## Prompt
Every entry here needs to be repeated exactly.
-- START --
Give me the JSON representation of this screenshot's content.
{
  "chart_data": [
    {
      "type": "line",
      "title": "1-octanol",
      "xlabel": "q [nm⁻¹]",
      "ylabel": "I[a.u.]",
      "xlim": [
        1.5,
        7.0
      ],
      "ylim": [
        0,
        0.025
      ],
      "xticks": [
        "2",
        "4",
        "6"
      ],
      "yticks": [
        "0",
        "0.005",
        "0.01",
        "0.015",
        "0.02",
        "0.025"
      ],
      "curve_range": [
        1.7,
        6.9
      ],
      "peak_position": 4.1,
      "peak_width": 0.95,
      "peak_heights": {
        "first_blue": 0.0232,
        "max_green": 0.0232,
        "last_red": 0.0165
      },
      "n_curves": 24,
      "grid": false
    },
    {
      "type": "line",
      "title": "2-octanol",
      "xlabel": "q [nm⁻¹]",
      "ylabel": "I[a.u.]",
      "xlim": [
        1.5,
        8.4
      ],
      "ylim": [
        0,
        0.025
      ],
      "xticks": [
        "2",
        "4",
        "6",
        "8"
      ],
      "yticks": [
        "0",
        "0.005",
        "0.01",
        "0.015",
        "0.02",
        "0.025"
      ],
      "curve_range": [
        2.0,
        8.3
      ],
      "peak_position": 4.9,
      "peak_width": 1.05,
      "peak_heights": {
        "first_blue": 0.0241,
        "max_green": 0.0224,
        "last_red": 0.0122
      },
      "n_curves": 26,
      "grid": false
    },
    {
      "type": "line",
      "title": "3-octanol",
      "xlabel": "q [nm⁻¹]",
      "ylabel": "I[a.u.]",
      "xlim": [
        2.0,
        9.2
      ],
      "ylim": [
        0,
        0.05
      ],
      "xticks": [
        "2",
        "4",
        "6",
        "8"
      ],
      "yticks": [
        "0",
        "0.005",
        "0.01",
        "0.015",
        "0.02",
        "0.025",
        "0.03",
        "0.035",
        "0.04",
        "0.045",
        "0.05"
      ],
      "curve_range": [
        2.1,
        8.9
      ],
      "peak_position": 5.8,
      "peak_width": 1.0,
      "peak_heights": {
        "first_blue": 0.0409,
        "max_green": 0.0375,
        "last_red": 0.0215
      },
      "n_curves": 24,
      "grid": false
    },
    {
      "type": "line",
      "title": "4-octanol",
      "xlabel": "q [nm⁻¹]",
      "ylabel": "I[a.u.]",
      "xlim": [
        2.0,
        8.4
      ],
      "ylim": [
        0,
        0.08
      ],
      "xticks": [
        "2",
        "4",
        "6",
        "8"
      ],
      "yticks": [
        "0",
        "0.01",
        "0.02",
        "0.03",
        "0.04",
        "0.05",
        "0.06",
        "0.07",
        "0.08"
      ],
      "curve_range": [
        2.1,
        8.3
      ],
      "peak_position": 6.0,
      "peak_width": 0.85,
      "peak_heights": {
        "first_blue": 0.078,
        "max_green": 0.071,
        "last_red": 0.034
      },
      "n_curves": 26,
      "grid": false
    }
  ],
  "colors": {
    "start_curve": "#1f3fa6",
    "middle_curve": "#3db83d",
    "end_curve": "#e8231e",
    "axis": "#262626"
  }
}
-- END --
## Response to this task
Give me the JSON representation of this screenshot's content.
{
  "chart_data": [
    {
      "type": "line",
      "title": "1-octanol",
      "xlabel": "q [nm⁻¹]",
      "ylabel": "I[a.u.]",
      "xlim": [
        1.5,
        7.0
      ],
      "ylim": [
        0,
        0.025
      ],
      "xticks": [
        "2",
        "4",
        "6"
      ],
      "yticks": [
        "0",
        "0.005",
        "0.01",
        "0.015",
        "0.02",
        "0.025"
      ],
      "curve_range": [
        1.7,
        6.9
      ],
      "peak_position": 4.1,
      "peak_width": 0.95,
      "peak_heights": {
        "first_blue": 0.0232,
        "max_green": 0.0232,
        "last_red": 0.0165
      },
      "n_curves": 24,
      "grid": false
    },
    {
      "type": "line",
      "title": "2-octanol",
      "xlabel": "q [nm⁻¹]",
      "ylabel": "I[a.u.]",
      "xlim": [
        1.5,
        8.4
      ],
      "ylim": [
        0,
        0.025
      ],
      "xticks": [
        "2",
        "4",
        "6",
        "8"
      ],
      "yticks": [
        "0",
        "0.005",
        "0.01",
        "0.015",
        "0.02",
        "0.025"
      ],
      "curve_range": [
        2.0,
        8.3
      ],
      "peak_position": 4.9,
      "peak_width": 1.05,
      "peak_heights": {
        "first_blue": 0.0241,
        "max_green": 0.0224,
        "last_red": 0.0122
      },
      "n_curves": 26,
      "grid": false
    },
    {
      "type": "line",
      "title": "3-octanol",
      "xlabel": "q [nm⁻¹]",
      "ylabel": "I[a.u.]",
      "xlim": [
        2.0,
        9.2
      ],
      "ylim": [
        0,
        0.05
      ],
      "xticks": [
        "2",
        "4",
        "6",
        "8"
      ],
      "yticks": [
        "0",
        "0.005",
        "0.01",
        "0.015",
        "0.02",
        "0.025",
        "0.03",
        "0.035",
        "0.04",
        "0.045",
        "0.05"
      ],
      "curve_range": [
        2.1,
        8.9
      ],
      "peak_position": 5.8,
      "peak_width": 1.0,
      "peak_heights": {
        "first_blue": 0.0409,
        "max_green": 0.0375,
        "last_red": 0.0215
      },
      "n_curves": 24,
      "grid": false
    },
    {
      "type": "line",
      "title": "4-octanol",
      "xlabel": "q [nm⁻¹]",
      "ylabel": "I[a.u.]",
      "xlim": [
        2.0,
        8.4
      ],
      "ylim": [
        0,
        0.08
      ],
      "xticks": [
        "2",
        "4",
        "6",
        "8"
      ],
      "yticks": [
        "0",
        "0.01",
        "0.02",
        "0.03",
        "0.04",
        "0.05",
        "0.06",
        "0.07",
        "0.08"
      ],
      "curve_range": [
        2.1,
        8.3
      ],
      "peak_position": 6.0,
      "peak_width": 0.85,
      "peak_heights": {
        "first_blue": 0.078,
        "max_green": 0.071,
        "last_red": 0.034
      },
      "n_curves": 26,
      "grid": false
    }
  ],
  "colors": {
    "start_curve": "#1f3fa6",
    "middle_curve": "#3db83d",
    "end_curve": "#e8231e",
    "axis": "#262626"
  }
}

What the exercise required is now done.